What this task involves
Reproduce the stretch from the start of the records through the line containing "size-table <box>34 288 964 653</box>", swapping "bounding box" for "enclosing box" and leaving everything else unchanged.

Dataset
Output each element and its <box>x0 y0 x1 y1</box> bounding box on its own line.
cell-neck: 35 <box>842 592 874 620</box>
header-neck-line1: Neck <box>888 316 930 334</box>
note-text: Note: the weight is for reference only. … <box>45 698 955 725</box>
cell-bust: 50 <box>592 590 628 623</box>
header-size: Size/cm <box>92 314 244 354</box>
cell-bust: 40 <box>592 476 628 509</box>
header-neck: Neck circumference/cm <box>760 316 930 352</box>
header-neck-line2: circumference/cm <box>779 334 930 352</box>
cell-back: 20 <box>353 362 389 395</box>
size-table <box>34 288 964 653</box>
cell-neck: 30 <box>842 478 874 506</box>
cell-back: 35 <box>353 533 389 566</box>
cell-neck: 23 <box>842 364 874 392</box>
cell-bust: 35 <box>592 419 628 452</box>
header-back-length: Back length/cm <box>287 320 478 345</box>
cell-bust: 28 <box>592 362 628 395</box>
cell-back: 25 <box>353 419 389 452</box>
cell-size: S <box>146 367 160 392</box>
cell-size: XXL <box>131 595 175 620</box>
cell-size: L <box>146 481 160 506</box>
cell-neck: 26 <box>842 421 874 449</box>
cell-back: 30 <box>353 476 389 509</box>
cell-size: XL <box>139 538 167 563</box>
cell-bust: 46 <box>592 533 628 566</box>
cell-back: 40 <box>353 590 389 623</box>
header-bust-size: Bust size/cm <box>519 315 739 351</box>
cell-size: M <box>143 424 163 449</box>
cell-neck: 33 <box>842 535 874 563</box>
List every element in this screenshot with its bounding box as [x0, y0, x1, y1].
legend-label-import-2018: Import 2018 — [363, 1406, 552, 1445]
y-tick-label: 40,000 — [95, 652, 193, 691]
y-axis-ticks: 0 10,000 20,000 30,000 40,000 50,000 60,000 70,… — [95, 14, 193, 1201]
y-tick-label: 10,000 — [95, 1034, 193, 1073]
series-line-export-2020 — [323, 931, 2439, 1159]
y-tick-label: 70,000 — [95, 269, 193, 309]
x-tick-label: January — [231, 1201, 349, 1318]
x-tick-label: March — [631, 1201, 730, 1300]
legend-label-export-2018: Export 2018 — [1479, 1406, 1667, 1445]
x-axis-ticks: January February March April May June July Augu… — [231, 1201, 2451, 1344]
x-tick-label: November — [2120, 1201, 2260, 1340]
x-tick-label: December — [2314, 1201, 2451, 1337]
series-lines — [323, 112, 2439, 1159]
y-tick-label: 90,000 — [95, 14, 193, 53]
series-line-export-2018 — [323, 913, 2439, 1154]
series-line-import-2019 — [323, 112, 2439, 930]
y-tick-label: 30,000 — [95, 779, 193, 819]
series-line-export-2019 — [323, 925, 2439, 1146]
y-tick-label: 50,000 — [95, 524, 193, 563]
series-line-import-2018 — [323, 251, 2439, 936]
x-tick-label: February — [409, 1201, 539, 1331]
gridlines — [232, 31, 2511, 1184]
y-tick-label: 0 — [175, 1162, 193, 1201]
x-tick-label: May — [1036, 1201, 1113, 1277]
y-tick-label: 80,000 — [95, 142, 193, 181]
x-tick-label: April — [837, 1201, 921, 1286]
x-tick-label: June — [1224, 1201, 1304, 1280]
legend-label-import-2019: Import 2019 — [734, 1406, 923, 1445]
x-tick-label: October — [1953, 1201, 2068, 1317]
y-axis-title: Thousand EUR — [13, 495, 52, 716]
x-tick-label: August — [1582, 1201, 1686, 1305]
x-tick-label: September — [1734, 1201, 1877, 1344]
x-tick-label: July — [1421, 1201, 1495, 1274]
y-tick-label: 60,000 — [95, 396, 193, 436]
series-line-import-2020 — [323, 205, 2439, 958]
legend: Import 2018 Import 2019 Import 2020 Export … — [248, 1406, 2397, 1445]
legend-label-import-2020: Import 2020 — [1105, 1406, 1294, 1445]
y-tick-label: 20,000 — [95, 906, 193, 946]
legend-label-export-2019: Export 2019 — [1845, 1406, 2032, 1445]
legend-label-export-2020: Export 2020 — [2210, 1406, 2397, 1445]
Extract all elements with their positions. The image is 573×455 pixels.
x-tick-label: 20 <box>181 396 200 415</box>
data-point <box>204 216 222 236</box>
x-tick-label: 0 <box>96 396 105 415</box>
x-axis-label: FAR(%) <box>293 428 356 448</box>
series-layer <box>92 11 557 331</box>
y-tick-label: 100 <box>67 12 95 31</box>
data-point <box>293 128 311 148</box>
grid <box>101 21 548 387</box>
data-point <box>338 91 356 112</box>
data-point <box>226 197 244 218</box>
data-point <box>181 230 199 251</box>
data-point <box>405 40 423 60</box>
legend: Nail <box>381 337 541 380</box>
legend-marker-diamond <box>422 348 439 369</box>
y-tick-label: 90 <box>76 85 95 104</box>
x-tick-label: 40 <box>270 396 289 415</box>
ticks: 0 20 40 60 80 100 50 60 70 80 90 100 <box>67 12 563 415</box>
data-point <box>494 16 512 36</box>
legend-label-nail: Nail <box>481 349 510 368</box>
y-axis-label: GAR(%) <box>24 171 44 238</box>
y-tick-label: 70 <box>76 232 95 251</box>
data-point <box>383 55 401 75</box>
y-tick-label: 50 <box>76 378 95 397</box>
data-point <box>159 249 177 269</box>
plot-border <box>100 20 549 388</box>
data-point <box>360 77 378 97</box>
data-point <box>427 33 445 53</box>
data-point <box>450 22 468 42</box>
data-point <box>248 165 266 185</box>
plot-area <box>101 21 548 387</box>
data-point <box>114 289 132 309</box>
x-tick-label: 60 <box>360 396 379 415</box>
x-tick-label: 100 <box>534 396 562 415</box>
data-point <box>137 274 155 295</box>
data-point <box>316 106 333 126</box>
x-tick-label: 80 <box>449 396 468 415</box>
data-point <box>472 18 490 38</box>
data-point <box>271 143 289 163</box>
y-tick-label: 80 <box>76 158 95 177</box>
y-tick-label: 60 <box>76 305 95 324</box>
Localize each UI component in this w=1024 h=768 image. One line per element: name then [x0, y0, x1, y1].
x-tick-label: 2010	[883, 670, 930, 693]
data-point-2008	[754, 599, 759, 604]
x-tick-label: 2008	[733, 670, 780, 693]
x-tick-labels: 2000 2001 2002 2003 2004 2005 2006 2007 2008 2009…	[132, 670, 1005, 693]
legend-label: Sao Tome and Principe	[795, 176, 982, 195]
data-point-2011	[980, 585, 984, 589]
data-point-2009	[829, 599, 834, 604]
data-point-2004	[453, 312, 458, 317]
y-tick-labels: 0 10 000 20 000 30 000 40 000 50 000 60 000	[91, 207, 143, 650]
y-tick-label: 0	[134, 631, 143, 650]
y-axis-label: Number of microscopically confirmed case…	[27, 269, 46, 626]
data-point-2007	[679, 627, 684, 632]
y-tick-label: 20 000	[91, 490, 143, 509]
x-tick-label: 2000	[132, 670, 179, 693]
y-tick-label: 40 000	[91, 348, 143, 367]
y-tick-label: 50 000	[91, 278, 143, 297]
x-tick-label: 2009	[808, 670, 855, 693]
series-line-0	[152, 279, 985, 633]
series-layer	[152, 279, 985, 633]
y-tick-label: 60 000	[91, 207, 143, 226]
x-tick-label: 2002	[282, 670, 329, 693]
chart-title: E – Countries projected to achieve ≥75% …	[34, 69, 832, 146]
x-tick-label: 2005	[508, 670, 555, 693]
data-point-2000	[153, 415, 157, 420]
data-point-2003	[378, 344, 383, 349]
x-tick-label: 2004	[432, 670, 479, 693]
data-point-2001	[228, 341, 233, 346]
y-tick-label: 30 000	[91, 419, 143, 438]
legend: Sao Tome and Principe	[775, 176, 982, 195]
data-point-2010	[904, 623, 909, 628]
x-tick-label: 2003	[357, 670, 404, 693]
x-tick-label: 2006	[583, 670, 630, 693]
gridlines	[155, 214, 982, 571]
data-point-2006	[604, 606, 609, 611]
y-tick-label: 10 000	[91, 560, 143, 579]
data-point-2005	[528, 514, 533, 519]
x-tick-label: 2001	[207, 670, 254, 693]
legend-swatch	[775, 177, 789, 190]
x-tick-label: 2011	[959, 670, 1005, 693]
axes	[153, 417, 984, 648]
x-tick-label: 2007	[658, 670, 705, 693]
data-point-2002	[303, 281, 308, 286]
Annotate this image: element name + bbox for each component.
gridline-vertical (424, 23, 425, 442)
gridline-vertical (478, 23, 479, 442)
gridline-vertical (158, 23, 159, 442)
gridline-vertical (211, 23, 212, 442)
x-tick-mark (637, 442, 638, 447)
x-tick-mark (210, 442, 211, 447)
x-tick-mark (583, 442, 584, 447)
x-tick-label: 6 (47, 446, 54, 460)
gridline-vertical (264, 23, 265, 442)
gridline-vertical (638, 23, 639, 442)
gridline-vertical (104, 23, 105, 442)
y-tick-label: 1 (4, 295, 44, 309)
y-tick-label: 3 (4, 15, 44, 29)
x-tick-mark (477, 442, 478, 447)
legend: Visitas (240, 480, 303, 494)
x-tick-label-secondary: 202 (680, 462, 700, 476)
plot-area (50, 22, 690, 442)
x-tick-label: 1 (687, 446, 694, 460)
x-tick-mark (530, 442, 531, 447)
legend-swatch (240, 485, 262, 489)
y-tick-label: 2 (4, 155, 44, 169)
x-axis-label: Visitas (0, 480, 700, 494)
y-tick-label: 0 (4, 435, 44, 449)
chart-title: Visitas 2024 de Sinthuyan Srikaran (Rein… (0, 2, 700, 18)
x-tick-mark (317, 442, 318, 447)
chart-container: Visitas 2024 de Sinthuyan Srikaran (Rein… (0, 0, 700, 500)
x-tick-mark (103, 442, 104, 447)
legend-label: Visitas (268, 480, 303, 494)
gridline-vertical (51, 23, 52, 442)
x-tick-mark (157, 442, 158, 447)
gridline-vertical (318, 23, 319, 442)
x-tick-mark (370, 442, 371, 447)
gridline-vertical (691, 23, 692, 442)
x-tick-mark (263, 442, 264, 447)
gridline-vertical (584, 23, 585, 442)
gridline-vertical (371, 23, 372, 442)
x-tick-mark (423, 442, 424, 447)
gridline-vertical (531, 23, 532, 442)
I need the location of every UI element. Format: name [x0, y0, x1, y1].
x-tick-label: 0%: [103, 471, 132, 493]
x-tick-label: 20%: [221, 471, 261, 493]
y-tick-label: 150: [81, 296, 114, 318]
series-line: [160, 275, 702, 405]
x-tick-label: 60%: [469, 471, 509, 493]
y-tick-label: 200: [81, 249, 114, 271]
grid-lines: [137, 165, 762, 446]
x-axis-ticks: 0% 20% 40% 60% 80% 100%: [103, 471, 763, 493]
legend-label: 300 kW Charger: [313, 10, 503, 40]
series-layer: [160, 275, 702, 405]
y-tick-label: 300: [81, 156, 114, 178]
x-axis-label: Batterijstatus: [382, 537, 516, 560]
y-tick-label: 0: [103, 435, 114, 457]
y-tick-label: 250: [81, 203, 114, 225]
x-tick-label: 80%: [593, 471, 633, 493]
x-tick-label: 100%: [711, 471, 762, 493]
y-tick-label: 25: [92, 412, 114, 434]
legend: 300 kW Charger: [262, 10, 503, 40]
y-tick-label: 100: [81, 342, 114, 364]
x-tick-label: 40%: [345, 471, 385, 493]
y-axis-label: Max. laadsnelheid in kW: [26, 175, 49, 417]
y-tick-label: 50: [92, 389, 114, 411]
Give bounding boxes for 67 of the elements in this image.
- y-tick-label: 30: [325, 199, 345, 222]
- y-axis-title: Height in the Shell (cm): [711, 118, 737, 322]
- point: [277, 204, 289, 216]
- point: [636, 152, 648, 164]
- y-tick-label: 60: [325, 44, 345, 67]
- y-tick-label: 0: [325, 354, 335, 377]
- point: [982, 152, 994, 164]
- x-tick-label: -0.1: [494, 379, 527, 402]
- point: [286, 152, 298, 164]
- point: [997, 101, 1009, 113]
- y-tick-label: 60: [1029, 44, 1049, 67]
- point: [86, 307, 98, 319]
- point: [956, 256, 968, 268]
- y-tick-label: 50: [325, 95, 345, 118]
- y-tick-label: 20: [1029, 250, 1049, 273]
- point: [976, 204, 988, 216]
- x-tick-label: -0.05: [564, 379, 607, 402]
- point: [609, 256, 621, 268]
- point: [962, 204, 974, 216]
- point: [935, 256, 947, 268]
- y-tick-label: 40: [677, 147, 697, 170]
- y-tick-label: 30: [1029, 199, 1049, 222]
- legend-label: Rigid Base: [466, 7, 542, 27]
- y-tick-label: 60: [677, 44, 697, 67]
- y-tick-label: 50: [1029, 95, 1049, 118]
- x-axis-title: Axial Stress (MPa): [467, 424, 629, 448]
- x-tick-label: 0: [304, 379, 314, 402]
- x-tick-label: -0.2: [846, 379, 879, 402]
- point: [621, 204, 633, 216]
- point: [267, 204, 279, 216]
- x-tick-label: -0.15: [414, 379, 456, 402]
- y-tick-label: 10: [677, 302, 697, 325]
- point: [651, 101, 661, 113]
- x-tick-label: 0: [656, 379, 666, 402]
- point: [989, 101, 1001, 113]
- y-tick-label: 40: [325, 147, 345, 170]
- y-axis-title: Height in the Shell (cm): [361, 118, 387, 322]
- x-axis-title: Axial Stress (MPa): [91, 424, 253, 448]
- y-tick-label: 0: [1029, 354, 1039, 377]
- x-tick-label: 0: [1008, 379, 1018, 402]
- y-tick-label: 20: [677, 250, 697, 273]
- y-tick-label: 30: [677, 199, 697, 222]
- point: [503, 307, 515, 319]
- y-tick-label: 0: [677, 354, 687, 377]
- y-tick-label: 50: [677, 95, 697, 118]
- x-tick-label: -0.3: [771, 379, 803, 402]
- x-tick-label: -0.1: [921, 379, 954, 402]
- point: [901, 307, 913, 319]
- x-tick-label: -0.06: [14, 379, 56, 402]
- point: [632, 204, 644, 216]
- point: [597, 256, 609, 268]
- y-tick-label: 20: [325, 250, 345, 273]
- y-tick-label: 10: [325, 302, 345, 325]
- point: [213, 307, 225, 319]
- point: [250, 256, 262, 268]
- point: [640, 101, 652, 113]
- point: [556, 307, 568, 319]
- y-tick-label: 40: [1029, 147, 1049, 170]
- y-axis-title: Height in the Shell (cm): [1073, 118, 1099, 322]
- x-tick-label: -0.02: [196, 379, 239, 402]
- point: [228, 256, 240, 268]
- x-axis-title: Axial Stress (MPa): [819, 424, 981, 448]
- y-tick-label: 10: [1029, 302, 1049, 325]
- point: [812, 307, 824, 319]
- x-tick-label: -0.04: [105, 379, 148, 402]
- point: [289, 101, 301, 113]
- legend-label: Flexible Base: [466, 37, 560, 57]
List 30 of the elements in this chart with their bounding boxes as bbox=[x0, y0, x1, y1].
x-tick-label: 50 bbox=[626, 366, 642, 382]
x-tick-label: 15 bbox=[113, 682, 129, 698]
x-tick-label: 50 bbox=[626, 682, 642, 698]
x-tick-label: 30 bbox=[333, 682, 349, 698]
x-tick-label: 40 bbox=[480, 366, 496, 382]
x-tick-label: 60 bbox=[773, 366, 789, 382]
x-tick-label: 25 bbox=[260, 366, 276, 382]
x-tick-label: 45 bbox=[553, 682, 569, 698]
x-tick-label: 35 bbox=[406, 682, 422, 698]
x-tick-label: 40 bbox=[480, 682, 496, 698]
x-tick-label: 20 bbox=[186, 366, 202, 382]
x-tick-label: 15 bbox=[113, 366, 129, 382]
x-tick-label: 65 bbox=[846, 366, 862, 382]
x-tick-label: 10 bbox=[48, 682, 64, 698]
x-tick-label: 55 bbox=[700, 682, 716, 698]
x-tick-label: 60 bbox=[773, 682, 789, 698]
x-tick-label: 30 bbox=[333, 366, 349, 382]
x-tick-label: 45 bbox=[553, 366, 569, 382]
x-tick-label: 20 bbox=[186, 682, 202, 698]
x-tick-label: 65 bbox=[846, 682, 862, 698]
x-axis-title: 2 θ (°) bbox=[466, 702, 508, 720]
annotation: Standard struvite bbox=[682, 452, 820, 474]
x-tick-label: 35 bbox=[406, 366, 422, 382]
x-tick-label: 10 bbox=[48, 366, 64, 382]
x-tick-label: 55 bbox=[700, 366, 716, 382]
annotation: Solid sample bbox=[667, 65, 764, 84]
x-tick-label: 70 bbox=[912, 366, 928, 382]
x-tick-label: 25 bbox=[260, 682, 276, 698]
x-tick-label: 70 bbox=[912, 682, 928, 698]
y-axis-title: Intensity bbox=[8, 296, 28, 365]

Correct answer
Output each element and its <box>x0 y0 x1 y1</box> enclosing box on its own line.
cell-neck: 35 <box>842 592 874 620</box>
header-neck-line1: Neck <box>888 316 930 334</box>
note-text: Note: the weight is for reference only. … <box>45 698 955 725</box>
cell-bust: 50 <box>592 590 628 623</box>
header-size: Size/cm <box>92 314 244 354</box>
cell-bust: 40 <box>592 476 628 509</box>
header-neck: Neck circumference/cm <box>760 316 930 352</box>
header-neck-line2: circumference/cm <box>779 334 930 352</box>
cell-back: 20 <box>353 362 389 395</box>
size-table <box>34 288 964 653</box>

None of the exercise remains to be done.